** START **

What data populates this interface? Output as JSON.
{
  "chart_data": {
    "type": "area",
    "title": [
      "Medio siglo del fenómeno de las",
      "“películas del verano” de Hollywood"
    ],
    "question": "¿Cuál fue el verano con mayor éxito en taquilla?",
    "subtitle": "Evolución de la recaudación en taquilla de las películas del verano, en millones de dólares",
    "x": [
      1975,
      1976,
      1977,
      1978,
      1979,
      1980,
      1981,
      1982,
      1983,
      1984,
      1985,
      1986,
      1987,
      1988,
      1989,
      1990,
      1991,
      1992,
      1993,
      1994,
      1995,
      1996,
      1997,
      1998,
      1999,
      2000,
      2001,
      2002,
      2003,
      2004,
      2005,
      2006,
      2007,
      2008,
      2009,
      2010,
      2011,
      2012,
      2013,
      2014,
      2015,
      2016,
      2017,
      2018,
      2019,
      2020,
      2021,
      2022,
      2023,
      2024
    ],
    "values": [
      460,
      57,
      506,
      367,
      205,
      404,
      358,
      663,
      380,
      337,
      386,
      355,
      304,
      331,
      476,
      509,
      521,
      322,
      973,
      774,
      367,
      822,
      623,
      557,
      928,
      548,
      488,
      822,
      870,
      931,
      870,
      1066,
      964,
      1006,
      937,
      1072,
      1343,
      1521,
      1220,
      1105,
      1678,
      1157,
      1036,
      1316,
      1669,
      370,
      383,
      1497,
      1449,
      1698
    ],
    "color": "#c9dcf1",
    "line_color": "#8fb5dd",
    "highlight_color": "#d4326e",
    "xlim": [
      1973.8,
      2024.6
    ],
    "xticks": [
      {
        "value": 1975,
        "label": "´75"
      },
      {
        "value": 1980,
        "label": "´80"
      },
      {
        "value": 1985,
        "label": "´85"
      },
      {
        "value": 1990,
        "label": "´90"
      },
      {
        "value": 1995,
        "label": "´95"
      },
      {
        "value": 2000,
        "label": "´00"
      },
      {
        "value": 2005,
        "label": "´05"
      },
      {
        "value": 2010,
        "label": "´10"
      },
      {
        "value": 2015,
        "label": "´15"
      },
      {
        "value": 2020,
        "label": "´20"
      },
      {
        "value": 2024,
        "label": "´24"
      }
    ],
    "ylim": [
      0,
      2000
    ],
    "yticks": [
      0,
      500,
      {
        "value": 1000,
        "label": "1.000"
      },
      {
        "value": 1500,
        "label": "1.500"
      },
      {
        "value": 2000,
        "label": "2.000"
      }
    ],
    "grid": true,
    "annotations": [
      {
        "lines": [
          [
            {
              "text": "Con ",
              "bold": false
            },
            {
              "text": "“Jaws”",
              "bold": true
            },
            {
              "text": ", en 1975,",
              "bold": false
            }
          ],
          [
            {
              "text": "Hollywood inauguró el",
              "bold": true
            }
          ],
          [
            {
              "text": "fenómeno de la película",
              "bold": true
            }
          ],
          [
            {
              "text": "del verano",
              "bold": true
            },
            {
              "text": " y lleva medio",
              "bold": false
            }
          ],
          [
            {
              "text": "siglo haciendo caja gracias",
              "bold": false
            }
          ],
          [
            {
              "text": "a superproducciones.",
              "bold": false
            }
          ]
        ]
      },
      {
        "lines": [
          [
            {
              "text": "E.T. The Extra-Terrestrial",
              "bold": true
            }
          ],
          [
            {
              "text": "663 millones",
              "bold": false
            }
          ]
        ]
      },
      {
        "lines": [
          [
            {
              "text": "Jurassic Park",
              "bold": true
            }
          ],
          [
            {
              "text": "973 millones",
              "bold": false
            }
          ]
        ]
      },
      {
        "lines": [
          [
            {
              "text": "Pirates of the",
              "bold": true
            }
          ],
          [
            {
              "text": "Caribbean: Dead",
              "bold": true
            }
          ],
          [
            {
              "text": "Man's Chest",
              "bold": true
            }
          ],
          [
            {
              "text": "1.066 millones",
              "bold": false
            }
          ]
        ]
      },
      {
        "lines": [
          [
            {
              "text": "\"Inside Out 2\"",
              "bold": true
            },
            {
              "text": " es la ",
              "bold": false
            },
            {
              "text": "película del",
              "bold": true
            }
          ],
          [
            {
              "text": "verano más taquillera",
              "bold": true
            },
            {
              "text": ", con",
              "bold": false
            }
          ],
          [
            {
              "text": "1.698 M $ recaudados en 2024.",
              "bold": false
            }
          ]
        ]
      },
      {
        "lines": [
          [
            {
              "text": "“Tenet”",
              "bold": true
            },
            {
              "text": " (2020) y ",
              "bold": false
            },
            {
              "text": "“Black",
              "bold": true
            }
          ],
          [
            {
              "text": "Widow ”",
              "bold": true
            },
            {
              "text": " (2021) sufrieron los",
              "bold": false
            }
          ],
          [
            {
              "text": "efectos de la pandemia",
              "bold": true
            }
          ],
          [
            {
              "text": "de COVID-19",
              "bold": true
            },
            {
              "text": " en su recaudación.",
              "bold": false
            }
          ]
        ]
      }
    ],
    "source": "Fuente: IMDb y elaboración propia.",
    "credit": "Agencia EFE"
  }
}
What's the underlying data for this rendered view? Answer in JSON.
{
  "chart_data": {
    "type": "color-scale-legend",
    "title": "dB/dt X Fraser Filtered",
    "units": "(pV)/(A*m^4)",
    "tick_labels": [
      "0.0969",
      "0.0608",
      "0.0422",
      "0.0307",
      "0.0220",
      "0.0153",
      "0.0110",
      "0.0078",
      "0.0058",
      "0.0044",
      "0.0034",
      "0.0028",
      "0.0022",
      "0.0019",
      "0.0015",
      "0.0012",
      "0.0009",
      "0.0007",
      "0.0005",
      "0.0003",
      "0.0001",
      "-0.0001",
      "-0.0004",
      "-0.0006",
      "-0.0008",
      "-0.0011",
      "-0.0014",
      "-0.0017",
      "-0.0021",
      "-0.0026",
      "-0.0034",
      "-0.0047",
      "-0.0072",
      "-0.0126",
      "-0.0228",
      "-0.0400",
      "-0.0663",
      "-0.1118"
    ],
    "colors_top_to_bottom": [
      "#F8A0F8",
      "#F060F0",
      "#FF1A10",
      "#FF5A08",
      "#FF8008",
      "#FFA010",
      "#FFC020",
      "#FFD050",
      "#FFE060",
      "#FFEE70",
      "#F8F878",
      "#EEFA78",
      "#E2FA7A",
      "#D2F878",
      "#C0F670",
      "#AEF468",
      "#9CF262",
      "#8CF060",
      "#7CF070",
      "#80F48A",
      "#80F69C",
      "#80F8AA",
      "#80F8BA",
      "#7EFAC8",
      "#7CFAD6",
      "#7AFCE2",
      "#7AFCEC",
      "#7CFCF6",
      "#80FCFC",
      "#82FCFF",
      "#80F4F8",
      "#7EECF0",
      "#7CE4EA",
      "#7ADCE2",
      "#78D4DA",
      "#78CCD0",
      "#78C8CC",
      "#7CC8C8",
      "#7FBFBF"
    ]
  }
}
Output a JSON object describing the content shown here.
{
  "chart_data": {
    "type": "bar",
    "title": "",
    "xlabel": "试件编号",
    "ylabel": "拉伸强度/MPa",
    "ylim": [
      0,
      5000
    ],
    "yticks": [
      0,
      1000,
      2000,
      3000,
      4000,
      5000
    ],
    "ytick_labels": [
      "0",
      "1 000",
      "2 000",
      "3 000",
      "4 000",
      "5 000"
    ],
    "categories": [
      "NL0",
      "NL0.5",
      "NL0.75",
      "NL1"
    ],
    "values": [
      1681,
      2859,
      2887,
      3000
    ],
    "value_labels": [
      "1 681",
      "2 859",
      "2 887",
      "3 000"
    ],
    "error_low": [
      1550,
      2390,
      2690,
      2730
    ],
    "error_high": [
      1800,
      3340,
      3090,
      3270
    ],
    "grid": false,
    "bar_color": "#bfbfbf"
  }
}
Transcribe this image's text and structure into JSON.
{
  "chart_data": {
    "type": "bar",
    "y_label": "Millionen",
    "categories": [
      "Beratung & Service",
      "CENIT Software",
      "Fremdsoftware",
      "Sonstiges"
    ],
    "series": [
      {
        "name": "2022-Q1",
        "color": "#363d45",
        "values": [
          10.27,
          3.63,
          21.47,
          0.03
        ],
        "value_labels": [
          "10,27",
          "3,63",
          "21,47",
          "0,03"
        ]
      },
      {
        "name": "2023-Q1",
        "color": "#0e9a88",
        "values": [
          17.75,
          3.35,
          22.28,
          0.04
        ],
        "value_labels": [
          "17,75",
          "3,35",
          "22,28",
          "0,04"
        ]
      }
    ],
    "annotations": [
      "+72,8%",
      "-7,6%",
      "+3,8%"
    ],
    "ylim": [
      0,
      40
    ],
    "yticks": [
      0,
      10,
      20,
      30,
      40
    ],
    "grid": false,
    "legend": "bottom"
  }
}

** END **

OBJECTIVE:
Scan the listing above for the word "JSON" and copy every line that holds it.

CORRECT ANSWER:
What data populates this interface? Output as JSON.
What's the underlying data for this rendered view? Answer in JSON.
Output a JSON object describing the content shown here.
Transcribe this image's text and structure into JSON.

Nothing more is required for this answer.